Extract each line of the material that follows exactly and omit its pictures.

=-=-=-=-=

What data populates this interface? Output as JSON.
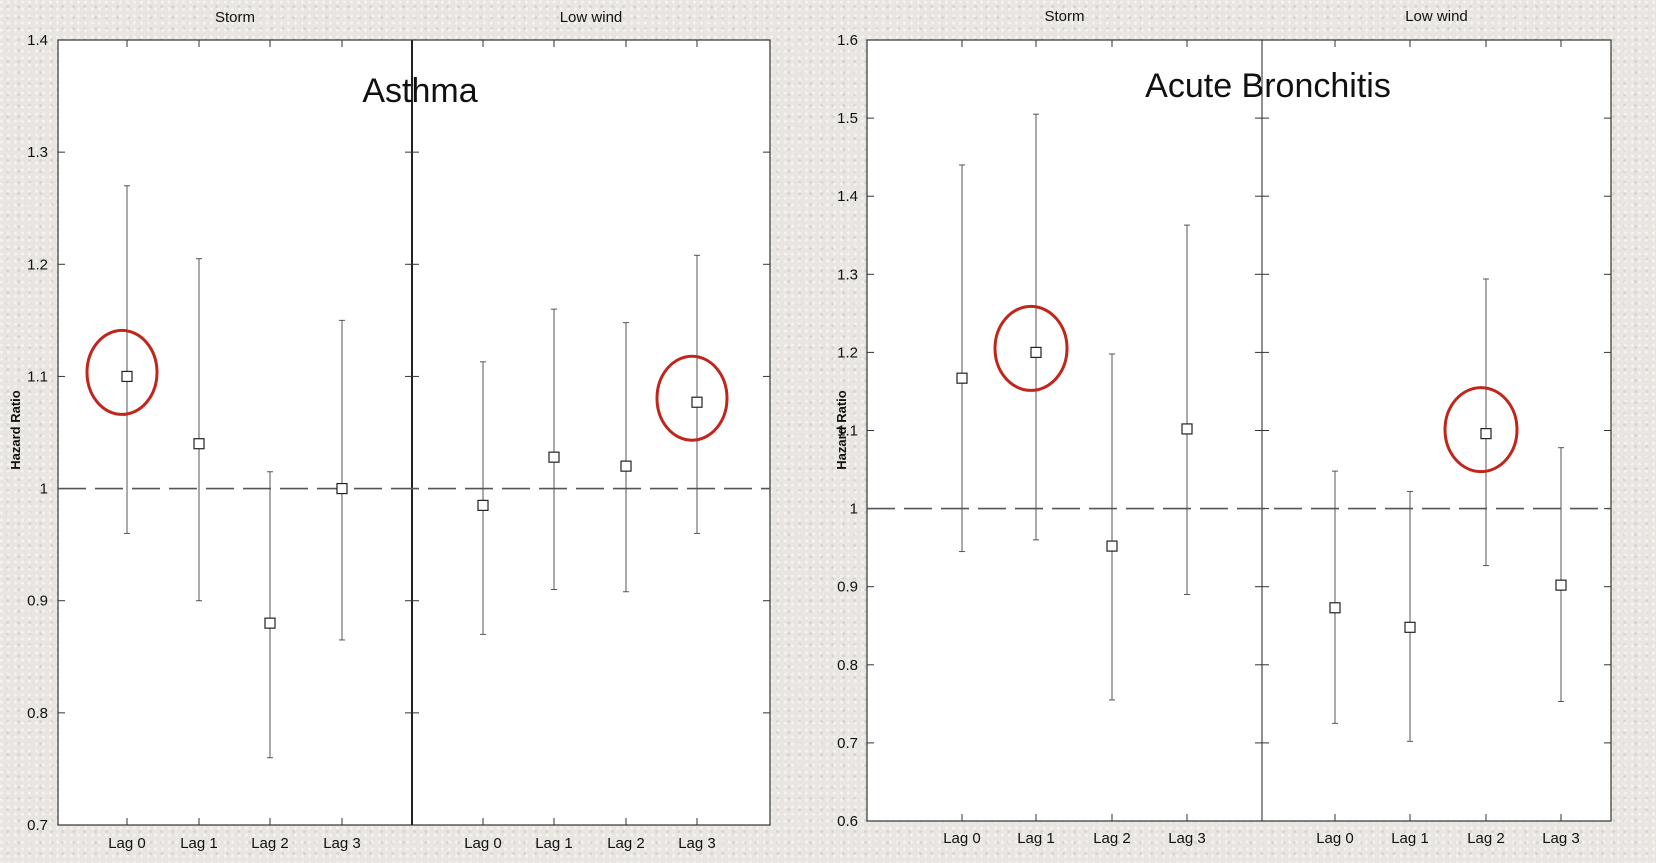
{
  "chart_data": [
    {
      "type": "scatter",
      "title": "Asthma",
      "ylabel": "Hazard Ratio",
      "ylim": [
        0.7,
        1.4
      ],
      "yticks": [
        "0.7",
        "0.8",
        "0.9",
        "1",
        "1.1",
        "1.2",
        "1.3",
        "1.4"
      ],
      "reference_line": 1,
      "highlight_color": "#c0261c",
      "panels": [
        {
          "title": "Storm",
          "categories": [
            "Lag 0",
            "Lag 1",
            "Lag 2",
            "Lag 3"
          ],
          "estimate": [
            1.1,
            1.04,
            0.88,
            1.0
          ],
          "lower": [
            0.96,
            0.9,
            0.76,
            0.865
          ],
          "upper": [
            1.27,
            1.205,
            1.015,
            1.15
          ],
          "highlighted": [
            0
          ]
        },
        {
          "title": "Low wind",
          "categories": [
            "Lag 0",
            "Lag 1",
            "Lag 2",
            "Lag 3"
          ],
          "estimate": [
            0.985,
            1.028,
            1.02,
            1.077
          ],
          "lower": [
            0.87,
            0.91,
            0.908,
            0.96
          ],
          "upper": [
            1.113,
            1.16,
            1.148,
            1.208
          ],
          "highlighted": [
            3
          ]
        }
      ]
    },
    {
      "type": "scatter",
      "title": "Acute Bronchitis",
      "ylabel": "Hazard Ratio",
      "ylim": [
        0.6,
        1.6
      ],
      "yticks": [
        "0.6",
        "0.7",
        "0.8",
        "0.9",
        "1",
        "1.1",
        "1.2",
        "1.3",
        "1.4",
        "1.5",
        "1.6"
      ],
      "reference_line": 1,
      "highlight_color": "#c0261c",
      "panels": [
        {
          "title": "Storm",
          "categories": [
            "Lag 0",
            "Lag 1",
            "Lag 2",
            "Lag 3"
          ],
          "estimate": [
            1.167,
            1.2,
            0.952,
            1.102
          ],
          "lower": [
            0.945,
            0.96,
            0.755,
            0.89
          ],
          "upper": [
            1.44,
            1.505,
            1.198,
            1.363
          ],
          "highlighted": [
            1
          ]
        },
        {
          "title": "Low wind",
          "categories": [
            "Lag 0",
            "Lag 1",
            "Lag 2",
            "Lag 3"
          ],
          "estimate": [
            0.873,
            0.848,
            1.096,
            0.902
          ],
          "lower": [
            0.725,
            0.702,
            0.927,
            0.753
          ],
          "upper": [
            1.048,
            1.022,
            1.294,
            1.078
          ],
          "highlighted": [
            2
          ]
        }
      ]
    }
  ]
}
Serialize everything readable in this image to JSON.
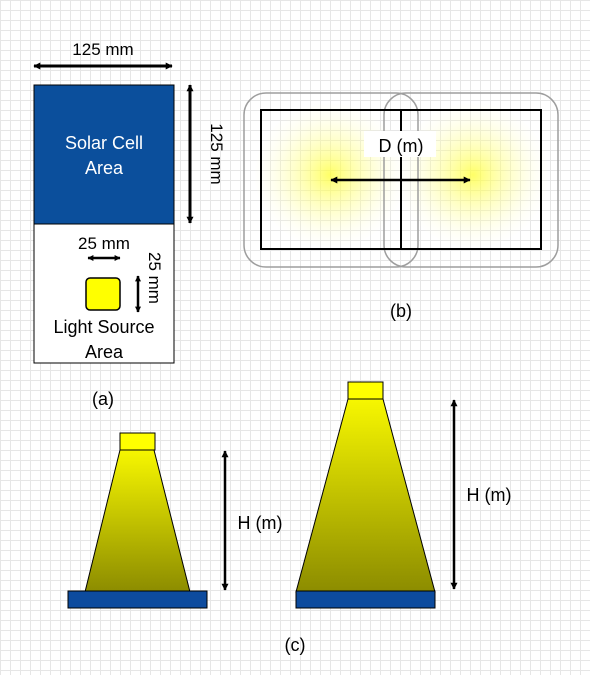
{
  "panel_a": {
    "width_label": "125 mm",
    "height_label": "125 mm",
    "solar_label_line1": "Solar Cell",
    "solar_label_line2": "Area",
    "source_width_label": "25 mm",
    "source_height_label": "25 mm",
    "light_label_line1": "Light Source",
    "light_label_line2": "Area",
    "caption": "(a)"
  },
  "panel_b": {
    "distance_label": "D (m)",
    "caption": "(b)"
  },
  "panel_c": {
    "height_label_small": "H (m)",
    "height_label_large": "H (m)",
    "caption": "(c)"
  },
  "colors": {
    "solar_blue": "#0b4f9c",
    "base_blue": "#0d4b9e",
    "light_yellow": "#ffff00",
    "beam_top": "#f5f500",
    "beam_bottom": "#8c8c00"
  }
}
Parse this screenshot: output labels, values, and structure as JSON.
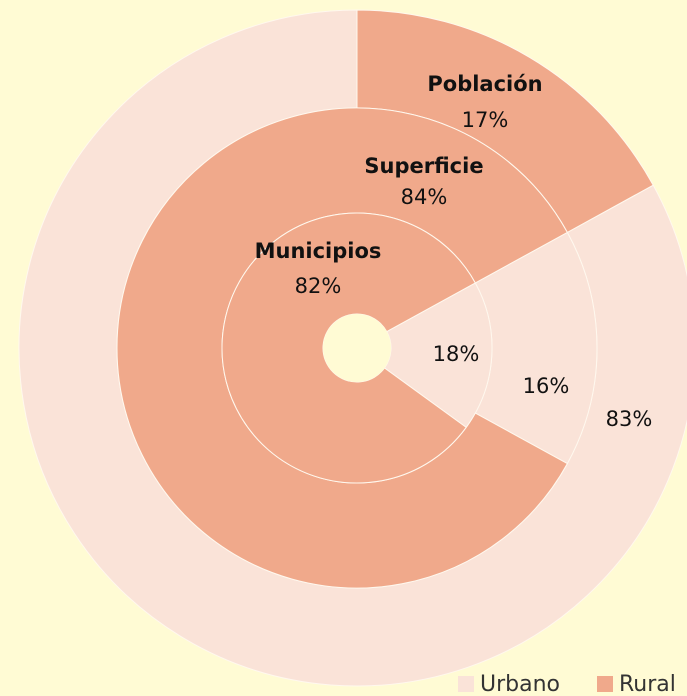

=-=-=-=-=

[Complete response]
What data populates this interface? Output as JSON.
{
  "chart_data": [
    {
      "type": "scatter",
      "title": "Asthma",
      "ylabel": "Hazard Ratio",
      "ylim": [
        0.7,
        1.4
      ],
      "yticks": [
        "0.7",
        "0.8",
        "0.9",
        "1",
        "1.1",
        "1.2",
        "1.3",
        "1.4"
      ],
      "reference_line": 1,
      "highlight_color": "#c0261c",
      "panels": [
        {
          "title": "Storm",
          "categories": [
            "Lag 0",
            "Lag 1",
            "Lag 2",
            "Lag 3"
          ],
          "estimate": [
            1.1,
            1.04,
            0.88,
            1.0
          ],
          "lower": [
            0.96,
            0.9,
            0.76,
            0.865
          ],
          "upper": [
            1.27,
            1.205,
            1.015,
            1.15
          ],
          "highlighted": [
            0
          ]
        },
        {
          "title": "Low wind",
          "categories": [
            "Lag 0",
            "Lag 1",
            "Lag 2",
            "Lag 3"
          ],
          "estimate": [
            0.985,
            1.028,
            1.02,
            1.077
          ],
          "lower": [
            0.87,
            0.91,
            0.908,
            0.96
          ],
          "upper": [
            1.113,
            1.16,
            1.148,
            1.208
          ],
          "highlighted": [
            3
          ]
        }
      ]
    },
    {
      "type": "scatter",
      "title": "Acute Bronchitis",
      "ylabel": "Hazard Ratio",
      "ylim": [
        0.6,
        1.6
      ],
      "yticks": [
        "0.6",
        "0.7",
        "0.8",
        "0.9",
        "1",
        "1.1",
        "1.2",
        "1.3",
        "1.4",
        "1.5",
        "1.6"
      ],
      "reference_line": 1,
      "highlight_color": "#c0261c",
      "panels": [
        {
          "title": "Storm",
          "categories": [
            "Lag 0",
            "Lag 1",
            "Lag 2",
            "Lag 3"
          ],
          "estimate": [
            1.167,
            1.2,
            0.952,
            1.102
          ],
          "lower": [
            0.945,
            0.96,
            0.755,
            0.89
          ],
          "upper": [
            1.44,
            1.505,
            1.198,
            1.363
          ],
          "highlighted": [
            1
          ]
        },
        {
          "title": "Low wind",
          "categories": [
            "Lag 0",
            "Lag 1",
            "Lag 2",
            "Lag 3"
          ],
          "estimate": [
            0.873,
            0.848,
            1.096,
            0.902
          ],
          "lower": [
            0.725,
            0.702,
            0.927,
            0.753
          ],
          "upper": [
            1.048,
            1.022,
            1.294,
            1.078
          ],
          "highlighted": [
            2
          ]
        }
      ]
    }
  ]
}
Serialize everything readable in this image to JSON.
{
  "panel_a": {
    "width_label": "125 mm",
    "height_label": "125 mm",
    "solar_label_line1": "Solar Cell",
    "solar_label_line2": "Area",
    "source_width_label": "25 mm",
    "source_height_label": "25 mm",
    "light_label_line1": "Light Source",
    "light_label_line2": "Area",
    "caption": "(a)"
  },
  "panel_b": {
    "distance_label": "D (m)",
    "caption": "(b)"
  },
  "panel_c": {
    "height_label_small": "H (m)",
    "height_label_large": "H (m)",
    "caption": "(c)"
  },
  "colors": {
    "solar_blue": "#0b4f9c",
    "base_blue": "#0d4b9e",
    "light_yellow": "#ffff00",
    "beam_top": "#f5f500",
    "beam_bottom": "#8c8c00"
  }
}
Parse this screenshot: output labels, values, and structure as JSON.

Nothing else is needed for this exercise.